-- START --
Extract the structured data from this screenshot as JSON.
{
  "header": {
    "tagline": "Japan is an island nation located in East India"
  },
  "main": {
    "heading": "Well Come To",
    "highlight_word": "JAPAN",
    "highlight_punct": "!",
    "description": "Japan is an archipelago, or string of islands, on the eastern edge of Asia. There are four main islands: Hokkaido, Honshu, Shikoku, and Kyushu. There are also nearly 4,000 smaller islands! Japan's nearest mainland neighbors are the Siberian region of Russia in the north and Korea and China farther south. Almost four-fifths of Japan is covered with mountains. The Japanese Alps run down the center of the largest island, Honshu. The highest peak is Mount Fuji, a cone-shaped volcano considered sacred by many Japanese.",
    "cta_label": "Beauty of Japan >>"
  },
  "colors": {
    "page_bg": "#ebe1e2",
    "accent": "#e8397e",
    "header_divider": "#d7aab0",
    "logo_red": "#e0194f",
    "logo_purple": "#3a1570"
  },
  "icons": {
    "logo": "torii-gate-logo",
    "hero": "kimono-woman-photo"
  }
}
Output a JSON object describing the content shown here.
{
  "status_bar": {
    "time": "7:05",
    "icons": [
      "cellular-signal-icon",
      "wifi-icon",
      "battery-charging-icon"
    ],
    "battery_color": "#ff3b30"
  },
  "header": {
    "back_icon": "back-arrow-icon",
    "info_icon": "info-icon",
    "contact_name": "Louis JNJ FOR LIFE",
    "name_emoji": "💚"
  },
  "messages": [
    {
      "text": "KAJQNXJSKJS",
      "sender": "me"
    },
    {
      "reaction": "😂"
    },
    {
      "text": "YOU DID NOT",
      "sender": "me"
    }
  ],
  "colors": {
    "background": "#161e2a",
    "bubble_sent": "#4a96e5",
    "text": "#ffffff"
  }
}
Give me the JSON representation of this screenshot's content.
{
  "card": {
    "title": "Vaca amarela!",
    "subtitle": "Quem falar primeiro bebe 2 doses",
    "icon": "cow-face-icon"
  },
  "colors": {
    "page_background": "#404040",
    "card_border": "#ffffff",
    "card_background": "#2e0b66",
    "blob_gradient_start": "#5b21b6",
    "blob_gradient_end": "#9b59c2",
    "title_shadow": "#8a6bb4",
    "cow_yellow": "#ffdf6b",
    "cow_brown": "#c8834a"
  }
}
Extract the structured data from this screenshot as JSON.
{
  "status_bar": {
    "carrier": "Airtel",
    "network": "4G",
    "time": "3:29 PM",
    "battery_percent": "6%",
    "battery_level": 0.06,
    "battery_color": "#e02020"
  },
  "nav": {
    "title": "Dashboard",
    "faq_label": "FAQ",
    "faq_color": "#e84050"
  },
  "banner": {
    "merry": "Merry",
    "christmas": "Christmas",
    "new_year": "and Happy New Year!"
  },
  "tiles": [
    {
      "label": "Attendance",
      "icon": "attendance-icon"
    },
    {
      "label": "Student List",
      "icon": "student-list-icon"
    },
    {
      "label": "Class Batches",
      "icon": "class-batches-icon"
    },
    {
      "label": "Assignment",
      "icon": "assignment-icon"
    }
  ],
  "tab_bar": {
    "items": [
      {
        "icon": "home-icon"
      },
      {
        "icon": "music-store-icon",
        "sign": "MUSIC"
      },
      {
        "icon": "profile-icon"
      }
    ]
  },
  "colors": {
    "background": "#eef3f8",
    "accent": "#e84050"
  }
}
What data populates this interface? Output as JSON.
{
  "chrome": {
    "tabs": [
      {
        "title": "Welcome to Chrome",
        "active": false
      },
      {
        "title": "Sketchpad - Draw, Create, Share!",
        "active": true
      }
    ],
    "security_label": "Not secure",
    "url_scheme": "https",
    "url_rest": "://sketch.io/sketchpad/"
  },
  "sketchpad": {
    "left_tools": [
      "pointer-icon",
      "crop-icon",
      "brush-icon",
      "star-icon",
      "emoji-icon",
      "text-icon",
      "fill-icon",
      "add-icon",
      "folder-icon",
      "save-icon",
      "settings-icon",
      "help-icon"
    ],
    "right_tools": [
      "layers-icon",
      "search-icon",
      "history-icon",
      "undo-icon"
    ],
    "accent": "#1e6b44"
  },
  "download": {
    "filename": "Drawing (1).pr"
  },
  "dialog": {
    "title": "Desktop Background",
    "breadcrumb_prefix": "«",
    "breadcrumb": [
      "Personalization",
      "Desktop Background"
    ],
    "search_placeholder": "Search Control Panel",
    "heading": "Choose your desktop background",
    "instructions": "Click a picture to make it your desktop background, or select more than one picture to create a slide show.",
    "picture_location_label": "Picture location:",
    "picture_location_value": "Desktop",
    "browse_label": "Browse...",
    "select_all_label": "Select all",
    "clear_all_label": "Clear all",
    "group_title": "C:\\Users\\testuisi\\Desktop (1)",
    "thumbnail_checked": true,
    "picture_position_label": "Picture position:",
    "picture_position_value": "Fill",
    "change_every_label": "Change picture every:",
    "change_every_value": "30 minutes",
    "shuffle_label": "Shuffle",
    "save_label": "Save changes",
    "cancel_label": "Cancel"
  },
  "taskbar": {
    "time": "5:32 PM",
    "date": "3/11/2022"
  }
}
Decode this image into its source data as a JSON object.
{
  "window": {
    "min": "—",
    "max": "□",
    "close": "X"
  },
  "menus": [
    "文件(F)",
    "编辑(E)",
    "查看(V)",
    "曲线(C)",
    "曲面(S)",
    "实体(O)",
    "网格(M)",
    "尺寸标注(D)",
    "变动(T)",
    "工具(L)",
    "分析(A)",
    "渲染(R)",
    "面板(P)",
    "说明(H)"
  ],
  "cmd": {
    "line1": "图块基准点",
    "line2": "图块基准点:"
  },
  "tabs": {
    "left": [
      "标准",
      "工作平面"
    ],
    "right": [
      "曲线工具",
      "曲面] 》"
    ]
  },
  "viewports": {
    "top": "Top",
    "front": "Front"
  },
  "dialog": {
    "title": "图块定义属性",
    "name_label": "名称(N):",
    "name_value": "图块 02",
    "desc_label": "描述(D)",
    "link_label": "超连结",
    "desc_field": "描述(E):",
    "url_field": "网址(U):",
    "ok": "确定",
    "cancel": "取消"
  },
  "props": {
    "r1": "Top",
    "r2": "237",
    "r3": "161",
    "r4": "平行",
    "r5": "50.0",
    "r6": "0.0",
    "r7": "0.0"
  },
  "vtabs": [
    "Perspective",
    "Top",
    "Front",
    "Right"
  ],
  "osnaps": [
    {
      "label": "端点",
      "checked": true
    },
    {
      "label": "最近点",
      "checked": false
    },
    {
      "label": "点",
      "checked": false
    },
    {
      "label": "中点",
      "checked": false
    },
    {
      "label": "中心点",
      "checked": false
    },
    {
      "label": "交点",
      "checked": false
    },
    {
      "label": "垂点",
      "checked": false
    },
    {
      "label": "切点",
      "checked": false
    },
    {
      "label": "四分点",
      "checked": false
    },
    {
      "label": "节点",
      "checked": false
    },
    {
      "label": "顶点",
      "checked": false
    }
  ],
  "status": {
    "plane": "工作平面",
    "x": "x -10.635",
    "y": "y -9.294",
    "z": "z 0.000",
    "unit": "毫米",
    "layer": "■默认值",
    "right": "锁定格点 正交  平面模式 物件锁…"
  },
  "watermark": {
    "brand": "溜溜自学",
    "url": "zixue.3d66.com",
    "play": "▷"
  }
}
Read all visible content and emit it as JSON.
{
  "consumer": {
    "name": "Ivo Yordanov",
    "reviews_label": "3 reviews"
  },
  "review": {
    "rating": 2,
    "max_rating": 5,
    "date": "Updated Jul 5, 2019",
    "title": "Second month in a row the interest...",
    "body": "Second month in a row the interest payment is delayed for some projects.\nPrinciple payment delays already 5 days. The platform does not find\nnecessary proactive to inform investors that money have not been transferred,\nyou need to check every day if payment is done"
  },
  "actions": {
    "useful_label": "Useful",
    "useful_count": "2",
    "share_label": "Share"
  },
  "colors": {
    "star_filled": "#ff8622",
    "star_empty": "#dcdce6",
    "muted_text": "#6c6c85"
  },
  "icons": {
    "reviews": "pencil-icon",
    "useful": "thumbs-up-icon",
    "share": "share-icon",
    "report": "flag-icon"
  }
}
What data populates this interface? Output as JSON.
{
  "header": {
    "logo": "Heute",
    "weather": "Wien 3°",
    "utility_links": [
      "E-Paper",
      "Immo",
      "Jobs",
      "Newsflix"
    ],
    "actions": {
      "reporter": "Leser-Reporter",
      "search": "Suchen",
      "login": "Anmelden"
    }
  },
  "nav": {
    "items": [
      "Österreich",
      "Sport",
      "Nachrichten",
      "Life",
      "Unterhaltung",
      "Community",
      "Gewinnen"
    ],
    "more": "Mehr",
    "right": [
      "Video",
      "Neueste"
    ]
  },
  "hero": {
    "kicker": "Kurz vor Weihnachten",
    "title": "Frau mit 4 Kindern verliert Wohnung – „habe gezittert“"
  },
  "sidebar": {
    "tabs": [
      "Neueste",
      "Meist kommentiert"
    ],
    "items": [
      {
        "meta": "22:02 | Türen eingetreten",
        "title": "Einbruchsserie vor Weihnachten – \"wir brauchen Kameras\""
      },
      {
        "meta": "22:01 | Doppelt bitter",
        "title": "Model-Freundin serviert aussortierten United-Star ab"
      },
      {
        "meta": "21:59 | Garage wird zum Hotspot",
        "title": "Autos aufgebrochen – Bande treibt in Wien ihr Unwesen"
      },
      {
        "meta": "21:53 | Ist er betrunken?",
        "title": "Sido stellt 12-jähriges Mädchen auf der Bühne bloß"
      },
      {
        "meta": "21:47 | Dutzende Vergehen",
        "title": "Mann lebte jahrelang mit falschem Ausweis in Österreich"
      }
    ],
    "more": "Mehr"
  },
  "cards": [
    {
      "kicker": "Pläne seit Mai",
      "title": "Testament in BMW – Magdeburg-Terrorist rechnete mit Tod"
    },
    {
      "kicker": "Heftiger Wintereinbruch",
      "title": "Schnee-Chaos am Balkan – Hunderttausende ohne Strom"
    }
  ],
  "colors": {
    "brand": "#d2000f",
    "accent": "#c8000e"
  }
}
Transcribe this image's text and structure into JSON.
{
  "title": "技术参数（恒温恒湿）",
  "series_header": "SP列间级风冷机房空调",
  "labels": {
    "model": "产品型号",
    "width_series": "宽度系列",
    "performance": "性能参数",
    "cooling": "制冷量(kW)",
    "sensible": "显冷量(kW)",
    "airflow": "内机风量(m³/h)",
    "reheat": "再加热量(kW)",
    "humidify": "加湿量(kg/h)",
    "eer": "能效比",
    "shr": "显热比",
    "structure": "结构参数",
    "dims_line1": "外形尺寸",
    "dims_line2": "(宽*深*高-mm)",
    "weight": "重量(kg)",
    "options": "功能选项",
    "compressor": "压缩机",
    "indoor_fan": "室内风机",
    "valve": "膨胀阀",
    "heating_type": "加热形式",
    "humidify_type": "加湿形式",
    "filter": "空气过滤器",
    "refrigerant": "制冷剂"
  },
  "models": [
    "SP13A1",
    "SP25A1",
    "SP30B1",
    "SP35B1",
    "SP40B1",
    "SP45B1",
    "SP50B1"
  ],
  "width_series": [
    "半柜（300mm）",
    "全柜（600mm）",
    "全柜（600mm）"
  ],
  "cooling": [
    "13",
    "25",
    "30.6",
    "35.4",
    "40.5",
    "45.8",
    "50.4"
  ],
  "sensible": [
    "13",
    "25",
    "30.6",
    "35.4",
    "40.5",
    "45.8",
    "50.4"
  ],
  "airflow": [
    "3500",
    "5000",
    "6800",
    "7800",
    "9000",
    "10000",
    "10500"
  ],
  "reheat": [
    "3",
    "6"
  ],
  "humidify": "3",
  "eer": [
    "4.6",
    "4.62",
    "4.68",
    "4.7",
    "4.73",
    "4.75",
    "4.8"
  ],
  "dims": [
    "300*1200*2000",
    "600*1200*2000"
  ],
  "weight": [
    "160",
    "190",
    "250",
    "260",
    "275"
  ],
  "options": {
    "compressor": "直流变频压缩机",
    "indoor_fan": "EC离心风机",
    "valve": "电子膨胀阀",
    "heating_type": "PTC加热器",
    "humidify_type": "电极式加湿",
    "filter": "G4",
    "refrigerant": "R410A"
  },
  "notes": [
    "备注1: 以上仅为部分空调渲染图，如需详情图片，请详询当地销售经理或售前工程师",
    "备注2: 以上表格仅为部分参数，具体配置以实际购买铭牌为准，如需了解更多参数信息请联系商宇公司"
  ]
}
-- END --
> [YOUR INSTRUCTIONS] Tell how many lines of the records above hold the string "object". Give no other text.

> [FINAL ANSWER] 2